When to prioritize maintenance of a system

Have you ever considered a service or suite of services and thought, “that looks like a ball of yarn.”

"World's Largest Ball of Yarn" by Kirk OlsonĀ is licensed under CC BY 2.0

There is a tendency amongst those of us who write software for a living to consider systems that are not understood as garbage. Often, this suspicion of poorly understood systems turns out to be unwarranted. What look like obtuse decisions made for no apparent reason turn out to have solid foundation in rationality. Software that looks strange with weird functionality sometimes is that way because strange and weird things were asked of it.

This post is not about rational decision making. It is about the figurative balls of yarn. The systems that really do need help.

When considering a system we talk about quality indicators like the the inner platform effect or design anti-patterns. Poor quality can lead to slow development and other issues, but may not be a problematic enough to warrant planned rework and refactoring. I like to use a couple other indicators:

  • Rising extension costs: If the cost to extend the system rises linearly, or worse, exponentially, with respect to the number of features added then the design and implementation of the system may no longer be appropriate for the use cases that it needs to support. This is probably the most important indicator.
  • Ornate designs: Another indicator of a failing system is when architectural or design purity insists that long and unnecessarily complicated paths are taken to answers instead of simple straightforward approaches. We’ll come back to this one in more detail because it’s one that I have seen frequently and it often leads to rising extension costs.


Actual times to completion on new work can be indicative of growing problems in a code base. We can split work costs into two categories, significant one time investments and work that increases the cost of future work. The innocuous kind involves trying to satisfy new unexpected use cases with existing tools. For example, if a system has RESTful style APIs but exposes XML documents then a one time investment would be adding support for JSON to existing APIs.

On the other hand, if the construction of the system is such that adding new features costs more for every (possible unrelated) feature then it may be time to re-approach how the system is structured. A couple examples,

  • A micro-services architecture where multiple services are tightly interconnected such that individual services are not independent. This system becomes more expensive to maintain overtime due to the need for changes across multiple services in order to implement every new feature. Improving this design can mean moving functionality between services in order collocate future changes.
  • At the other end of the spectrum are large single service solutions that have been extended to support multiple customer use cases. Generally, adding new features becomes more expensive over time due to the cumulative complexity of changes to the service. There are ways to refactor and avoid this, ironically, one option is split the functionality across multiple microservices.

● Information shown
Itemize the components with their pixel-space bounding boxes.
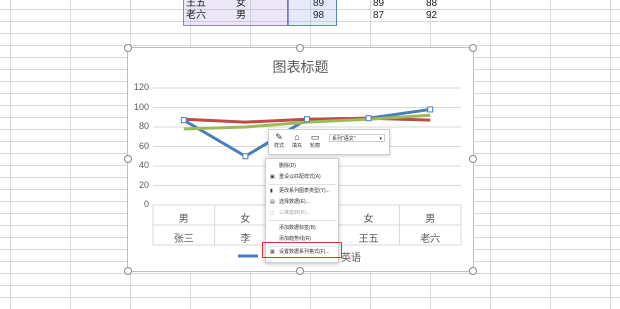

● Tasks and exercises
1. Answer these from the maintenance post:
(a) Which indicator does it call probably the most important?
(b) What example does it give of a one-time investment?
(c) What option does it name, ironically, for refactoring large single-service solutions?
2. Shorten the paragraph of the maintenance post that begins "Actual times to completion on new work" while keeping its main facts.
You can leave the data aside; it isn't needed here.

● Solution list
1.
(a) Rising extension costs.
(b) Adding support for JSON to existing RESTful-style APIs that expose XML documents.
(c) Splitting the functionality across multiple microservices.

2. Actual completion times on new work can signal growing problems in a code base. Work costs fall into two categories: significant one-time investments and work that raises the cost of future work. The innocuous kind meets unexpected new use cases with existing tools, such as adding JSON support to RESTful-style APIs that expose XML documents.